WHAT IS ASKED: Copy each line of the material below that includes the string "type".

(Excerpts from a figure dataset)
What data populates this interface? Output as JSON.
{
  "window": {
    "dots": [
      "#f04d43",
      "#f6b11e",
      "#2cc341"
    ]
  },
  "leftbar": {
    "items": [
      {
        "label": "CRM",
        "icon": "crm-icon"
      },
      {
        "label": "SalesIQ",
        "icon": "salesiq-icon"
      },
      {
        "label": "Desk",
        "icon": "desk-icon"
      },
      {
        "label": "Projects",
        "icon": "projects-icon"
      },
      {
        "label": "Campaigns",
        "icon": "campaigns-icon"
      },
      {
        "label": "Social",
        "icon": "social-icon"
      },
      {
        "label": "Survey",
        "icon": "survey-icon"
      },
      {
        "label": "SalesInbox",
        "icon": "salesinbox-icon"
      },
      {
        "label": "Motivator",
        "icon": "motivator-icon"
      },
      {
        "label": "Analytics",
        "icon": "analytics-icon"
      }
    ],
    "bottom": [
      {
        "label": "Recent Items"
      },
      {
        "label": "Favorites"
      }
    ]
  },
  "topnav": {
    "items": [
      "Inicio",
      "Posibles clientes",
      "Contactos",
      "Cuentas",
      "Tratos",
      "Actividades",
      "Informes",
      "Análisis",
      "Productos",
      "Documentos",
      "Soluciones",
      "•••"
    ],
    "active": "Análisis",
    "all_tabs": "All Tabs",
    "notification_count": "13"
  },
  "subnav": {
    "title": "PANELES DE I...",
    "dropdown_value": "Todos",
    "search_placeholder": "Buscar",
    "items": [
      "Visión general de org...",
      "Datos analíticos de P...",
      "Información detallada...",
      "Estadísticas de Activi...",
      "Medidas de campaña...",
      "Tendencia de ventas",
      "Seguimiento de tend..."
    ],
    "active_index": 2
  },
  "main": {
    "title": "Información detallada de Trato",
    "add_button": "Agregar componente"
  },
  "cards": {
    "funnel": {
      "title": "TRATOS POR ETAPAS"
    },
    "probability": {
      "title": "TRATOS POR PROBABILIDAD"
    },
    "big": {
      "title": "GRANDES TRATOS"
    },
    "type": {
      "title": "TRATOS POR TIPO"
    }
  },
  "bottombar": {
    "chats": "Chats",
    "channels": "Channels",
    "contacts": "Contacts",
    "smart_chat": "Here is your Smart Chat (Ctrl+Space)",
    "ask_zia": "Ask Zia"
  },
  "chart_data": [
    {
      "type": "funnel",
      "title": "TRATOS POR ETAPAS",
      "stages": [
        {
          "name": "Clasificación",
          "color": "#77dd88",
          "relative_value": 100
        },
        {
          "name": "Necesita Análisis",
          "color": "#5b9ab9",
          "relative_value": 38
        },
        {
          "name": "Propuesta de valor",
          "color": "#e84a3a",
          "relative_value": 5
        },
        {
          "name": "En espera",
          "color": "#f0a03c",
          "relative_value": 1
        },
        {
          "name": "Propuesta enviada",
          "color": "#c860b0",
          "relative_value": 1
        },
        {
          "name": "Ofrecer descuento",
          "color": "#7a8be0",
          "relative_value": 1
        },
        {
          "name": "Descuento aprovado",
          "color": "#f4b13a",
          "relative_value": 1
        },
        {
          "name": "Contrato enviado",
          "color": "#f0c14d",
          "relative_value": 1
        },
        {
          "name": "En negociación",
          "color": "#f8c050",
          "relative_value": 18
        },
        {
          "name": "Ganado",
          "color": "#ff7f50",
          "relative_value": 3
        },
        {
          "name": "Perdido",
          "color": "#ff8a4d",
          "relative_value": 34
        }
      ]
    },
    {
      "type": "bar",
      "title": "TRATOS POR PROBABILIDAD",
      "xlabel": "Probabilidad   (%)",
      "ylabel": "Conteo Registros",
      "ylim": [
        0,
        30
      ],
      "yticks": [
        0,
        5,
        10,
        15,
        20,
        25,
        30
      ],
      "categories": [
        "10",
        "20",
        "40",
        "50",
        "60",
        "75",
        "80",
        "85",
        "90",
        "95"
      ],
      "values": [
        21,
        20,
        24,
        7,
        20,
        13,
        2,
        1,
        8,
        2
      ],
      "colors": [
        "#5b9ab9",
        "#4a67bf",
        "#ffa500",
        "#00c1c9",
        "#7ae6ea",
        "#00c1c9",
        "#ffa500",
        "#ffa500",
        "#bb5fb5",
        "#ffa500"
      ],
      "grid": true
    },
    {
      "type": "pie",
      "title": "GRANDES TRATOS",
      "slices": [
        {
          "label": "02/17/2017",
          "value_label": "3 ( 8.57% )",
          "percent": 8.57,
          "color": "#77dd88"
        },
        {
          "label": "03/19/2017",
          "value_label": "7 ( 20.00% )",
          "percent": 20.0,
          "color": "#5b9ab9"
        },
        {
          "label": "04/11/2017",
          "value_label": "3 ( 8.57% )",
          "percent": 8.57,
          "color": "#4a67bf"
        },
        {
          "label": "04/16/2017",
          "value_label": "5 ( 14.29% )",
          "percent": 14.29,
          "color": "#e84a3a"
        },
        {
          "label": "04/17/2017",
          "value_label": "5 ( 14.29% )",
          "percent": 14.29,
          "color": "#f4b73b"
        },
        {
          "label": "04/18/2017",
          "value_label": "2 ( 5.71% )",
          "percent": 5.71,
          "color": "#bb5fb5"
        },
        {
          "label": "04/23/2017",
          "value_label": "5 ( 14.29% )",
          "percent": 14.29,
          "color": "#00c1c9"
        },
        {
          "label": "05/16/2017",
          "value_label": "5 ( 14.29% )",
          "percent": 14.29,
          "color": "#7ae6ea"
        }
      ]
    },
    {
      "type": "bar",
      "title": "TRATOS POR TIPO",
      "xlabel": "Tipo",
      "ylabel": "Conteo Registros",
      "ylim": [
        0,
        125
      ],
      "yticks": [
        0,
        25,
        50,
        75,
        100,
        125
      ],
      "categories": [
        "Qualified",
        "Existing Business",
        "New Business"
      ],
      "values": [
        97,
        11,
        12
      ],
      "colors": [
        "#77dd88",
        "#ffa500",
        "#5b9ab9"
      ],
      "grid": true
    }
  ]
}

OUTPUT BELOW:
    "type": {
      "type": "funnel",
      "type": "bar",
      "type": "pie",
      "type": "bar",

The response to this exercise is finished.